I've recently created an account on instagram after speaking with some of my models who use it more than they do facebook and other social media. I will acknowledge that it has very good marketing potential but at the end of the day it turns into yet another popularity contest.

the other minimal value for me is that I know which people have used images that I took as part of a TFP arrangement and for which I had not been given photo credits.


----------



## mackguyver (Aug 8, 2014)

jocau said:


> Possibly one of the best things about instagram is that all pictures are only 612 pixels by 612 pixels (there is no other possibility). That means nobody can "steal" your photos and sell large prints of them to earn some money.


Very true, and I definitely like that aspect.



vargyropoulos said:


> I've recently created an account on instagram after speaking with some of my models who use it more than they do facebook and other social media. I will acknowledge that it has very good marketing potential but at the end of the day it turns into yet another popularity contest.
> 
> the other minimal value for me is that I know which people have used images that I took as part of a TFP arrangement and for which I had not been given photo credits.


I'm just trying to have fun with it and see where it leads, but I understand the popularity contest aspect. If you make that your focus, I think that's a bad idea. Also, photos can easily be deleted and put back up, so I'd think about contacting those TFP models and asking them to do that. 

It's funny though - I've added 6 followers (including some from CR) since I posted yesterday.


----------



## distant.star (Aug 9, 2014)

.
The idea of participating in anything where I would have "followers" creeps me out. There's just not enough Kool-Aid to go around, I guess!


----------



## mackguyver (Aug 9, 2014)

distant.star said:


> .
> The idea of participating in anything where I would have "followers" creeps me out. There's just not enough Kool-Aid to go around, I guess!


We all follow you on this forum, though  Okay, just kidding, but I can understand that, too. A better term might be fans or people interested in your photos.


----------



## Cali_PH (Aug 9, 2014)

mackguyver said:


> When Instagram first came out, I thought it was pretty lame and was just a way for mobile photographers to add filters to make their lousy photos look better. A while back, I signed up and was surprised to see National Geo and others posting real (i.e. not mobile) photos. After realizing that you can upload your own photos, I began doing so and just uploaded my 99th photo today. I don't like the square format - I don't like 4:3, either, I'm definitely a 3:2 or wider guy, but I'm having fun with it. I like seeing others photos and sharing my work with people from around the world.

________________________

**Requirement A:** Substitute "legend-marker" for "legend-swatch" in the entries, starting with the first line of the entries and going on through the line with "bar-four-year-scigf <box>1023 158", and leave everything else unchanged. Give back only those lines.
The entries that follow are unrelated to the forum thread.

________________________

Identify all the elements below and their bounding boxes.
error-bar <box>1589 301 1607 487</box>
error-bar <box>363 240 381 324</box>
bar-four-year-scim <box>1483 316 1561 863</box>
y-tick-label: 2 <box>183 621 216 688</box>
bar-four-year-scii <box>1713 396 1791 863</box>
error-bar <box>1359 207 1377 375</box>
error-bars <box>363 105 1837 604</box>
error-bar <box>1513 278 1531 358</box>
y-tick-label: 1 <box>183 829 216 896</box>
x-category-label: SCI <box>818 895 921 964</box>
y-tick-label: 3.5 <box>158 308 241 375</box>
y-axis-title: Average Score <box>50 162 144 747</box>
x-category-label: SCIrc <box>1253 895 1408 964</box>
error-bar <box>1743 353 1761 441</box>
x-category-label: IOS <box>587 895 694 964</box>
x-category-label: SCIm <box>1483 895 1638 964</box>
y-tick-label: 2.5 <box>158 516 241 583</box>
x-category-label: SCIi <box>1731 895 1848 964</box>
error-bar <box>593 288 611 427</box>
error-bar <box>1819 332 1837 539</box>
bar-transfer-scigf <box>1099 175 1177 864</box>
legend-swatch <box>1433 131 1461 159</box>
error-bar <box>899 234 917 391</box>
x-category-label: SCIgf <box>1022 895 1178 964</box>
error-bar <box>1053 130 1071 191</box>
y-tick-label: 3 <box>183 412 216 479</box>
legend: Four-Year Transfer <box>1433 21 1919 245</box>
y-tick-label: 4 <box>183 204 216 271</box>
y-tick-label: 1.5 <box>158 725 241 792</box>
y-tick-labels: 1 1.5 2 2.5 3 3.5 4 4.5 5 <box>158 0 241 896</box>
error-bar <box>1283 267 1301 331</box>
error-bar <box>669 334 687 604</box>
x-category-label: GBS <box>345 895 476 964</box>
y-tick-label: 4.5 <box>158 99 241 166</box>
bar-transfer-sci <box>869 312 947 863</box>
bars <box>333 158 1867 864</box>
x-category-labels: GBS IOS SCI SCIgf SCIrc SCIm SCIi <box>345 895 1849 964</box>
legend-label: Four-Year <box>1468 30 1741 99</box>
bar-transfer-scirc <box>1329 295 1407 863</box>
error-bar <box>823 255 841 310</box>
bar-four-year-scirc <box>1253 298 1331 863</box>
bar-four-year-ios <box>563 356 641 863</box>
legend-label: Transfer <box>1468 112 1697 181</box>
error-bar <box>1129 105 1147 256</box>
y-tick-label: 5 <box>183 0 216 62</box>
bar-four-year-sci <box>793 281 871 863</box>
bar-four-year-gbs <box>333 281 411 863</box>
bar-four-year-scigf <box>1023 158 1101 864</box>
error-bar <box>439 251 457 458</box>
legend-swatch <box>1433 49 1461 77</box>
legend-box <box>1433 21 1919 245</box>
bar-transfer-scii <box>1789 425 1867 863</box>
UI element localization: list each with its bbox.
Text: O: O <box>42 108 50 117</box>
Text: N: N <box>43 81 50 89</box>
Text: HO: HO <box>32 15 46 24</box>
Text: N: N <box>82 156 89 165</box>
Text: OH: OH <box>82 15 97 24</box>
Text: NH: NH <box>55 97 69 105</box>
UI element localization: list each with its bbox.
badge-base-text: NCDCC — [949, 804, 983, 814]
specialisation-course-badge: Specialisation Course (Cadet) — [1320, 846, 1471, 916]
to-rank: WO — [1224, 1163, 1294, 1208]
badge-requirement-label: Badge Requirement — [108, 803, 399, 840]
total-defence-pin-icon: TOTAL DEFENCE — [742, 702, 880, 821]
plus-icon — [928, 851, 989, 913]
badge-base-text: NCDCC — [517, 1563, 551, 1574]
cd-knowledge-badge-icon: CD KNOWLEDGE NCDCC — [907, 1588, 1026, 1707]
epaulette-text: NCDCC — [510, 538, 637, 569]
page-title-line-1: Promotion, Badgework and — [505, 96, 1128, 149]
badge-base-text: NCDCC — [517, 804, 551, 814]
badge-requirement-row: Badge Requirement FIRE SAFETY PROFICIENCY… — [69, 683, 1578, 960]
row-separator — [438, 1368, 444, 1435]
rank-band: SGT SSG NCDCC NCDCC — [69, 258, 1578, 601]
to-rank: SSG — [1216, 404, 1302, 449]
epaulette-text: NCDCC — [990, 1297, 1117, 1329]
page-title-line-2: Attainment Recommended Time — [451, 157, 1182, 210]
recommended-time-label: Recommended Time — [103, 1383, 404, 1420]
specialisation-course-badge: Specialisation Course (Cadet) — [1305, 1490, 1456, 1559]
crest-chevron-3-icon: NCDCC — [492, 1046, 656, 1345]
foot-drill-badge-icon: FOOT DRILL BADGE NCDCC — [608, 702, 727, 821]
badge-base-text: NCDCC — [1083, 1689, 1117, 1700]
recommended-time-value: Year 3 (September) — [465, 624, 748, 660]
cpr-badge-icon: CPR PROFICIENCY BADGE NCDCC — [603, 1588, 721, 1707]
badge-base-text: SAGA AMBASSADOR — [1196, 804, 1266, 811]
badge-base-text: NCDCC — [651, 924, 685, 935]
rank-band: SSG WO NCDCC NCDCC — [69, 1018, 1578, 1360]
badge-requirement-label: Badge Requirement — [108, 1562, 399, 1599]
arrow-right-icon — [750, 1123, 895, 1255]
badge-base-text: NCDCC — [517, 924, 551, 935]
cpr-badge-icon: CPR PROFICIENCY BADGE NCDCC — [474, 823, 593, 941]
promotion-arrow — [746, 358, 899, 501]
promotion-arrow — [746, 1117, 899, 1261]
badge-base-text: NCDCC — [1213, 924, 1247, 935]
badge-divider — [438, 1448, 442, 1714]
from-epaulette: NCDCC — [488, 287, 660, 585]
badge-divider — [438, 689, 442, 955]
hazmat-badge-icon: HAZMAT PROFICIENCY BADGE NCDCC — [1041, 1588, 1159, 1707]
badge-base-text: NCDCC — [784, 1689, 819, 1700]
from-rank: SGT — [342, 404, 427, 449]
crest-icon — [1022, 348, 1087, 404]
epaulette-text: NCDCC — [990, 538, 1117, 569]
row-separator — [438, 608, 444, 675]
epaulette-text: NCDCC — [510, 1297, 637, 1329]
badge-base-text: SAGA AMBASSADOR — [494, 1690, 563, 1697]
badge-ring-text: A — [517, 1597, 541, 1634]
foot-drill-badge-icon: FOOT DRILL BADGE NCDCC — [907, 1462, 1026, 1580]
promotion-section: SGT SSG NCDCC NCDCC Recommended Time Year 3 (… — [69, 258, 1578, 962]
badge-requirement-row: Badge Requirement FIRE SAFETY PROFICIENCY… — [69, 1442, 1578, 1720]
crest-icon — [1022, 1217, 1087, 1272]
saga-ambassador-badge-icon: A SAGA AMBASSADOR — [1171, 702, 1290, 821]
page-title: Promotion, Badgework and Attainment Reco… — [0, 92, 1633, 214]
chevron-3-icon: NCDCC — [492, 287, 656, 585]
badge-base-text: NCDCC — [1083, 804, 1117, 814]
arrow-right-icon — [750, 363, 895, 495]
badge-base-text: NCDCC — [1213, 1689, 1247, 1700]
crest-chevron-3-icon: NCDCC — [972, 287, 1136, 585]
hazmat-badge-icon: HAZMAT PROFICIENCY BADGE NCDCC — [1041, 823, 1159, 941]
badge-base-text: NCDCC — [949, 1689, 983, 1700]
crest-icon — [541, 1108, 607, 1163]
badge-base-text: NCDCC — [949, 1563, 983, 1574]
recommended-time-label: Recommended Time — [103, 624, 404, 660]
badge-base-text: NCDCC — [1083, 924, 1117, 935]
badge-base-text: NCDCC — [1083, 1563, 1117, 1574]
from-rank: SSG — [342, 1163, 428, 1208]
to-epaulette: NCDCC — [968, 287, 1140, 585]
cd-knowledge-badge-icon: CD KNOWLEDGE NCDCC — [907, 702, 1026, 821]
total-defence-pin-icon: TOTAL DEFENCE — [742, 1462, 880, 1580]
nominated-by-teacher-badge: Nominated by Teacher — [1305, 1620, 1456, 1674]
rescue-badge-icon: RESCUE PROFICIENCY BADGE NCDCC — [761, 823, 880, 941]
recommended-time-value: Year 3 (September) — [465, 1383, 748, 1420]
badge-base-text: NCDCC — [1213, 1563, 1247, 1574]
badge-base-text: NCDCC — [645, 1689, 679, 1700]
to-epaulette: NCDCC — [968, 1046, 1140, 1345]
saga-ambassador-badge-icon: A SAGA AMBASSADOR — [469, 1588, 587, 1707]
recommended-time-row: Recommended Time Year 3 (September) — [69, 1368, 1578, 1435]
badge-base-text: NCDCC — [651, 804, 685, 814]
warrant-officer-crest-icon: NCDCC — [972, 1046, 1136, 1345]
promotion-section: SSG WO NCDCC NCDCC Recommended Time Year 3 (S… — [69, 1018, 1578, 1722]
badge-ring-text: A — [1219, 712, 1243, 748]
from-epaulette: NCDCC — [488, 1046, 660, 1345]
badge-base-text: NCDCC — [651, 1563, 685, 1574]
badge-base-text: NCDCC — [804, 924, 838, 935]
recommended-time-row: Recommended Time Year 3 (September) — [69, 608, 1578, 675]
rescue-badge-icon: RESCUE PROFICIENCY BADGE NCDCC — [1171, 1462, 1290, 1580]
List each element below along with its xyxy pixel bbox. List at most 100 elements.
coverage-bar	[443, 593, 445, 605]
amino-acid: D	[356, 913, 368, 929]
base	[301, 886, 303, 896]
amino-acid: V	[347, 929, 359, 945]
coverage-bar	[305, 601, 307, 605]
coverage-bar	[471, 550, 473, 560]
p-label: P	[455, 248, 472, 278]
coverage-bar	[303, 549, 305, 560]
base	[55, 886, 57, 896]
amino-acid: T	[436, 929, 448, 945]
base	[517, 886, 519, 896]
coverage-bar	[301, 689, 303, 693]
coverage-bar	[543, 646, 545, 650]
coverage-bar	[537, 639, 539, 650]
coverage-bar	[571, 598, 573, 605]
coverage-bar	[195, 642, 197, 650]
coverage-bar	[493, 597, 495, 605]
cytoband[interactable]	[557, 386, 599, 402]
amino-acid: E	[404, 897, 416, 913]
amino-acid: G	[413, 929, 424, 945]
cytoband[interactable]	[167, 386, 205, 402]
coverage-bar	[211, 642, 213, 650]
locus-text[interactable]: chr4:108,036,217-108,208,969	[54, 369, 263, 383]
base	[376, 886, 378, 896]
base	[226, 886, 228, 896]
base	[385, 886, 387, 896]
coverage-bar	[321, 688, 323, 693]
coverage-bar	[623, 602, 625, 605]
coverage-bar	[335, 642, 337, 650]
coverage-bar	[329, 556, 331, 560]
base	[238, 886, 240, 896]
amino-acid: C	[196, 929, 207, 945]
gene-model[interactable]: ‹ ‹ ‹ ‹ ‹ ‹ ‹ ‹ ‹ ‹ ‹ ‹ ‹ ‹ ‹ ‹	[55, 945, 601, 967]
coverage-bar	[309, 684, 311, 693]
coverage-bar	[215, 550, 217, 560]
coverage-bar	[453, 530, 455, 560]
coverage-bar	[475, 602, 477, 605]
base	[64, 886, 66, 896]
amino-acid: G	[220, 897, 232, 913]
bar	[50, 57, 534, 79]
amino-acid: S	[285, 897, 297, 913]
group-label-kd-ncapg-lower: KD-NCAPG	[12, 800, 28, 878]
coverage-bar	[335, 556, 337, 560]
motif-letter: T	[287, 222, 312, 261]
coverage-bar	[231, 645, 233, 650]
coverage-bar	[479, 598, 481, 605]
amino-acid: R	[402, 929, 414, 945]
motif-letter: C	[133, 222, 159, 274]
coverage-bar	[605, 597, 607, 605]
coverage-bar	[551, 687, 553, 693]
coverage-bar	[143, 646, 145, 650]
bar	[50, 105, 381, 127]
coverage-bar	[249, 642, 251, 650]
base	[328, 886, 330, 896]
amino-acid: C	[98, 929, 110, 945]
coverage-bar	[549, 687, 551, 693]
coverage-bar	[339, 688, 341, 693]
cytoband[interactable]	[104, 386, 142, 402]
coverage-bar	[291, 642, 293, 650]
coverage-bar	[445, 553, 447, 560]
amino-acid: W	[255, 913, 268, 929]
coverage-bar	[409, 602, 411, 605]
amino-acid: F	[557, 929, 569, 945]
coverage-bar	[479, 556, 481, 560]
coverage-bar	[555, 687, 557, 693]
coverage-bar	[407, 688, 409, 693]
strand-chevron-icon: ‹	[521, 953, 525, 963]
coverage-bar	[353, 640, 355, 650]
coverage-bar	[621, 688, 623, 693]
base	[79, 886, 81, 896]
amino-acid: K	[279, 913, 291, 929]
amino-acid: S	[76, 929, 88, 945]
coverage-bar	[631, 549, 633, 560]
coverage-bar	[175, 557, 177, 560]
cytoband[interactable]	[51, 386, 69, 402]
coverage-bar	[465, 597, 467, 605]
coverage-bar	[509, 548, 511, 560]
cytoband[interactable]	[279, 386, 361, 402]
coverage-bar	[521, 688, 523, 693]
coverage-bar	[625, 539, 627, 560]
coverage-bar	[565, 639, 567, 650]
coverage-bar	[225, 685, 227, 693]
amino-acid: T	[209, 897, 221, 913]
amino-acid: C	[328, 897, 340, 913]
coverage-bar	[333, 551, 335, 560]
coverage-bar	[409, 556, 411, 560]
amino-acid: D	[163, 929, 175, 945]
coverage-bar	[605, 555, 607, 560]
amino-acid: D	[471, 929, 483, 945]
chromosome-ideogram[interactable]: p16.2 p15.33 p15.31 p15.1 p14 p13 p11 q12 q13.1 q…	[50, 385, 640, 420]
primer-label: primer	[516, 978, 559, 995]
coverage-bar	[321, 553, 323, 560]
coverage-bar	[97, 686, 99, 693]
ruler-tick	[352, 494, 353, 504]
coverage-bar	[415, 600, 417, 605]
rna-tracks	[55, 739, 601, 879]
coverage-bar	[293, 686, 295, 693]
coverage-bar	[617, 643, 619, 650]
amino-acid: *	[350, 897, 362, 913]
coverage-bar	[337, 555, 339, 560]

________________________

**Requirement B:** According to the forum thread, what are the dimensions of every picture on Instagram?

**Worked solution A:**
Identify all the elements below and their bounding boxes.
error-bar <box>1589 301 1607 487</box>
error-bar <box>363 240 381 324</box>
bar-four-year-scim <box>1483 316 1561 863</box>
y-tick-label: 2 <box>183 621 216 688</box>
bar-four-year-scii <box>1713 396 1791 863</box>
error-bar <box>1359 207 1377 375</box>
error-bars <box>363 105 1837 604</box>
error-bar <box>1513 278 1531 358</box>
y-tick-label: 1 <box>183 829 216 896</box>
x-category-label: SCI <box>818 895 921 964</box>
y-tick-label: 3.5 <box>158 308 241 375</box>
y-axis-title: Average Score <box>50 162 144 747</box>
x-category-label: SCIrc <box>1253 895 1408 964</box>
error-bar <box>1743 353 1761 441</box>
x-category-label: IOS <box>587 895 694 964</box>
x-category-label: SCIm <box>1483 895 1638 964</box>
y-tick-label: 2.5 <box>158 516 241 583</box>
x-category-label: SCIi <box>1731 895 1848 964</box>
error-bar <box>593 288 611 427</box>
error-bar <box>1819 332 1837 539</box>
bar-transfer-scigf <box>1099 175 1177 864</box>
legend-marker <box>1433 131 1461 159</box>
error-bar <box>899 234 917 391</box>
x-category-label: SCIgf <box>1022 895 1178 964</box>
error-bar <box>1053 130 1071 191</box>
y-tick-label: 3 <box>183 412 216 479</box>
legend: Four-Year Transfer <box>1433 21 1919 245</box>
y-tick-label: 4 <box>183 204 216 271</box>
y-tick-label: 1.5 <box>158 725 241 792</box>
y-tick-labels: 1 1.5 2 2.5 3 3.5 4 4.5 5 <box>158 0 241 896</box>
error-bar <box>1283 267 1301 331</box>
error-bar <box>669 334 687 604</box>
x-category-label: GBS <box>345 895 476 964</box>
y-tick-label: 4.5 <box>158 99 241 166</box>
bar-transfer-sci <box>869 312 947 863</box>
bars <box>333 158 1867 864</box>
x-category-labels: GBS IOS SCI SCIgf SCIrc SCIm SCIi <box>345 895 1849 964</box>
legend-label: Four-Year <box>1468 30 1741 99</box>
bar-transfer-scirc <box>1329 295 1407 863</box>
error-bar <box>823 255 841 310</box>
bar-four-year-scirc <box>1253 298 1331 863</box>
bar-four-year-ios <box>563 356 641 863</box>
legend-label: Transfer <box>1468 112 1697 181</box>
error-bar <box>1129 105 1147 256</box>
y-tick-label: 5 <box>183 0 216 62</box>
bar-four-year-sci <box>793 281 871 863</box>
bar-four-year-gbs <box>333 281 411 863</box>
bar-four-year-scigf <box>1023 158 1101 864</box>

**Worked solution B:** 612 pixels by 612 pixels.